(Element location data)

•••••

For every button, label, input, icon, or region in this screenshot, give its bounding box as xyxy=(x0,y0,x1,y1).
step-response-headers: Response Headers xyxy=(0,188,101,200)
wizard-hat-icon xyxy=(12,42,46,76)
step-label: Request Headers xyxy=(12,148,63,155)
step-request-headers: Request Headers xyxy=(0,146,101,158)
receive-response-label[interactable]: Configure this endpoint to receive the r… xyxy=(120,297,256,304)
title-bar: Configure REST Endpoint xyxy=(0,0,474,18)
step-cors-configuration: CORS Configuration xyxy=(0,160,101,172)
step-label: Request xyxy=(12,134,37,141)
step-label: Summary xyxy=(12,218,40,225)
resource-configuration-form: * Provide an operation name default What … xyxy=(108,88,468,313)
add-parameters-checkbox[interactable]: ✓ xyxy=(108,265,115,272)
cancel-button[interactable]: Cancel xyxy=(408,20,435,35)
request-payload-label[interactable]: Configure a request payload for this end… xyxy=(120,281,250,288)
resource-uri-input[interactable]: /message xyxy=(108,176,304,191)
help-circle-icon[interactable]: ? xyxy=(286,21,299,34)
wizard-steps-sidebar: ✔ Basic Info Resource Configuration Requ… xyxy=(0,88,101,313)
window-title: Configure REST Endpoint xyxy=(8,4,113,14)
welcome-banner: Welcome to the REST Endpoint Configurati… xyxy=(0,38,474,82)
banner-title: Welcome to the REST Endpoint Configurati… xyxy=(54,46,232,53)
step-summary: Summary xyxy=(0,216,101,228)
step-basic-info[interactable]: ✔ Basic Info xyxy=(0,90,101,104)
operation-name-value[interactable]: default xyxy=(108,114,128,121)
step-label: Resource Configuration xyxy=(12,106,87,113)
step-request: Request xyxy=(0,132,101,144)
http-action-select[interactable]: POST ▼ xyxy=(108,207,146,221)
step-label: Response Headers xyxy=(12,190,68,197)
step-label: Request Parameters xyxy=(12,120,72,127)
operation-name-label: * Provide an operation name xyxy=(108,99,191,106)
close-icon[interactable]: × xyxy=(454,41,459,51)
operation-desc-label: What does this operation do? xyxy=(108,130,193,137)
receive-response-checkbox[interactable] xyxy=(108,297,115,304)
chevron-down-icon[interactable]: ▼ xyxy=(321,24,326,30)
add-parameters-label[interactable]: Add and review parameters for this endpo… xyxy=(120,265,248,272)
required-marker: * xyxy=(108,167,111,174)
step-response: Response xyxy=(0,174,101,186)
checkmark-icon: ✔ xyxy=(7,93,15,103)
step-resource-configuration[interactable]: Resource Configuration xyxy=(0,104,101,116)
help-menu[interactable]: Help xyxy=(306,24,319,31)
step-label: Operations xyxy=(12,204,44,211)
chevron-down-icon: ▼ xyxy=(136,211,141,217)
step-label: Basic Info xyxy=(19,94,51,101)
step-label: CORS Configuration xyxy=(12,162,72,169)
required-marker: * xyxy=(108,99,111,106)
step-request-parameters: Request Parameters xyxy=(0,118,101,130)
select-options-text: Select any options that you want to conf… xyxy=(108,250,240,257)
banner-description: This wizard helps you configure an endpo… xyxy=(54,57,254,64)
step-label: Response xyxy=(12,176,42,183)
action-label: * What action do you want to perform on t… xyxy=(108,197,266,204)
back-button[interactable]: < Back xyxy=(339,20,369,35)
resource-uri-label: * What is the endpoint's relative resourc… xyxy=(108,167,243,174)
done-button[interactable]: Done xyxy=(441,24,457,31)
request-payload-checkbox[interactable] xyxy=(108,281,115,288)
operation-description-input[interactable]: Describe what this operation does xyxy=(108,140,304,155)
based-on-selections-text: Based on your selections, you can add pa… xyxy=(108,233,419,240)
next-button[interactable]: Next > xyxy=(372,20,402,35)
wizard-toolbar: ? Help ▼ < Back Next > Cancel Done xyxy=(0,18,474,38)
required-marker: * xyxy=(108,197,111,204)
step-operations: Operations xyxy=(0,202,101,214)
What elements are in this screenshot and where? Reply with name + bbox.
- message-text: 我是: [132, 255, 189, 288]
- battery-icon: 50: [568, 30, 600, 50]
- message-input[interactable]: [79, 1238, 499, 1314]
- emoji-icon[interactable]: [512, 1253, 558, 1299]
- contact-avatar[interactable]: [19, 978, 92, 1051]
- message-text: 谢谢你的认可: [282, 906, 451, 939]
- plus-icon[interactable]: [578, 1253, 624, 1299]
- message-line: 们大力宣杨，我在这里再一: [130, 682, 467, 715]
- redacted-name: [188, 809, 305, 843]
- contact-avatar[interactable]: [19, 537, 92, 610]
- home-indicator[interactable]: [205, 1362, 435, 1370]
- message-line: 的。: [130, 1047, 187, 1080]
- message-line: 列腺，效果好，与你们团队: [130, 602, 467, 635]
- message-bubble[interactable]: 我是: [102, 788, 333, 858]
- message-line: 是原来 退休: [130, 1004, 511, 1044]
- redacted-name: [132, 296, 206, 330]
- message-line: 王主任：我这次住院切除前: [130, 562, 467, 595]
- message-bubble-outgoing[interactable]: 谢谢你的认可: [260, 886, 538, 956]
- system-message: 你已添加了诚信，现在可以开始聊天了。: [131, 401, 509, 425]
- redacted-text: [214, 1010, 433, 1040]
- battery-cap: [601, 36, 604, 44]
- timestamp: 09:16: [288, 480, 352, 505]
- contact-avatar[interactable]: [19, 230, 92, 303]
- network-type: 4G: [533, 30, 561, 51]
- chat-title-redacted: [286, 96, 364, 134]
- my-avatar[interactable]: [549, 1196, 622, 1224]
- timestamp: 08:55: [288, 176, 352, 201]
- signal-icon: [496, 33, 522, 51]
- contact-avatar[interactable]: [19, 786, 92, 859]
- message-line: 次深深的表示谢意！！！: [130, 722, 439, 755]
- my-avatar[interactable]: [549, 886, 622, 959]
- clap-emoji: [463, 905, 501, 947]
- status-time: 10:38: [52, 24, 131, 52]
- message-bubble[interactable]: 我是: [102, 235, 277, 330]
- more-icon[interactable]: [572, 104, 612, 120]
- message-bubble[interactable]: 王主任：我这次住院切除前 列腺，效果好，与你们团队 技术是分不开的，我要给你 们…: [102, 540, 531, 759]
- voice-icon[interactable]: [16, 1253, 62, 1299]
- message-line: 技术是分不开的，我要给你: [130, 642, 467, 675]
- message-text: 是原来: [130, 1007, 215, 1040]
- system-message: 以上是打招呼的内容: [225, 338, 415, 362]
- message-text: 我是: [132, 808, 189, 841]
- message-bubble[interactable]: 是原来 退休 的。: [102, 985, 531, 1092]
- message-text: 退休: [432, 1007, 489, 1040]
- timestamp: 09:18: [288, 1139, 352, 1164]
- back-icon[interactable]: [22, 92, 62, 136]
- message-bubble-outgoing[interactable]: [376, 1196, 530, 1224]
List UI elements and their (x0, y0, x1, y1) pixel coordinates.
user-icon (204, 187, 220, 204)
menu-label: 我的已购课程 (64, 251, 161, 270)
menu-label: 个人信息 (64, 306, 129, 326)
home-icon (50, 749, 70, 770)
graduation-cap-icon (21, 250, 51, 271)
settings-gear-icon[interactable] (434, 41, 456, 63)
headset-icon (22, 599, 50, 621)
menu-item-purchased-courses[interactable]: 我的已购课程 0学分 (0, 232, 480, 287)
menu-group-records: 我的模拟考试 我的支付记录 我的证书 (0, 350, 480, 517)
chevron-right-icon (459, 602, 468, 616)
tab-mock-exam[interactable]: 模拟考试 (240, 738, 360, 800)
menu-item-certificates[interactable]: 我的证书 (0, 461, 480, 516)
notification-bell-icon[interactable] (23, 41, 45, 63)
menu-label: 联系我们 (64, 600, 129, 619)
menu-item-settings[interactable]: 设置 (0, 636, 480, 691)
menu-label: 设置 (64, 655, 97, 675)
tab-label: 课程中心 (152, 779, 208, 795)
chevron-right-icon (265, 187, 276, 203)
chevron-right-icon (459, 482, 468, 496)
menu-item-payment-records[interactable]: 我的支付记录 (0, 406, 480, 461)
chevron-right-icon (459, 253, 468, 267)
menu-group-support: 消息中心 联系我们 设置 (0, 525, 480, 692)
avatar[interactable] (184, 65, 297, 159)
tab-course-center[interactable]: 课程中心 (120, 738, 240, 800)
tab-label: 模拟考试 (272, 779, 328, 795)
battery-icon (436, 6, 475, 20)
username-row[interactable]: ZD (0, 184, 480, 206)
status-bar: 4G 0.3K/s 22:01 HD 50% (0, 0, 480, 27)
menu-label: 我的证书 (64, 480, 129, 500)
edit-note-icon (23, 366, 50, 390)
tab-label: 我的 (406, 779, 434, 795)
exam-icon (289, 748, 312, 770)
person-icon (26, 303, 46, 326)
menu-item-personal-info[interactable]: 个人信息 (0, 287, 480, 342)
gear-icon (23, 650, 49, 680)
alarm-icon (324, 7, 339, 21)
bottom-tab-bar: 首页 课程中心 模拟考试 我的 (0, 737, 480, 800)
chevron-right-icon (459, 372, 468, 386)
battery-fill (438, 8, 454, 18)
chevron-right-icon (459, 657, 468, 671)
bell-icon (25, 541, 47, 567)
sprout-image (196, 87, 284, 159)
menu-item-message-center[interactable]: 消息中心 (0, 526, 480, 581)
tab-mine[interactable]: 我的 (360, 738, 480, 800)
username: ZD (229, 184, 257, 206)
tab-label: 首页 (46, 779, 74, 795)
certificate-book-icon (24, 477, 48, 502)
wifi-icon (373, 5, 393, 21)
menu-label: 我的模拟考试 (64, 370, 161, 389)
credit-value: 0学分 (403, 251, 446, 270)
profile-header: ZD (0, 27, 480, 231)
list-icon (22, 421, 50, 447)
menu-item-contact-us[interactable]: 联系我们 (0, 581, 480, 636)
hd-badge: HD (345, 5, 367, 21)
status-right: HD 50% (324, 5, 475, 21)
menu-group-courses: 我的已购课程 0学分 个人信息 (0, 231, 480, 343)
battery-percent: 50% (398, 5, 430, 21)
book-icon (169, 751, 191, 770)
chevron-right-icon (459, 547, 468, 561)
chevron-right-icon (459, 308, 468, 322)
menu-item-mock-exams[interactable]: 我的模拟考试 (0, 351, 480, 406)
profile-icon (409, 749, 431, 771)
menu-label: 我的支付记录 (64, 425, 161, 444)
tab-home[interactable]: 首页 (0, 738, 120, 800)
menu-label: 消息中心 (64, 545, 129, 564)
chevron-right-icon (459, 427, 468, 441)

•••••

| Instructions to follow |
Output everything from the start of the records down to the line containing "step-request-headers: Request Headers" as a numbered list, skipping blank lines.

| Written answer |
1. For every button, label, input, icon, or region in this screenshot, give its bounding box as xyxy=(x0,y0,x1,y1).
2. step-response-headers: Response Headers xyxy=(0,188,101,200)
3. wizard-hat-icon xyxy=(12,42,46,76)
4. step-label: Request Headers xyxy=(12,148,63,155)
5. step-request-headers: Request Headers xyxy=(0,146,101,158)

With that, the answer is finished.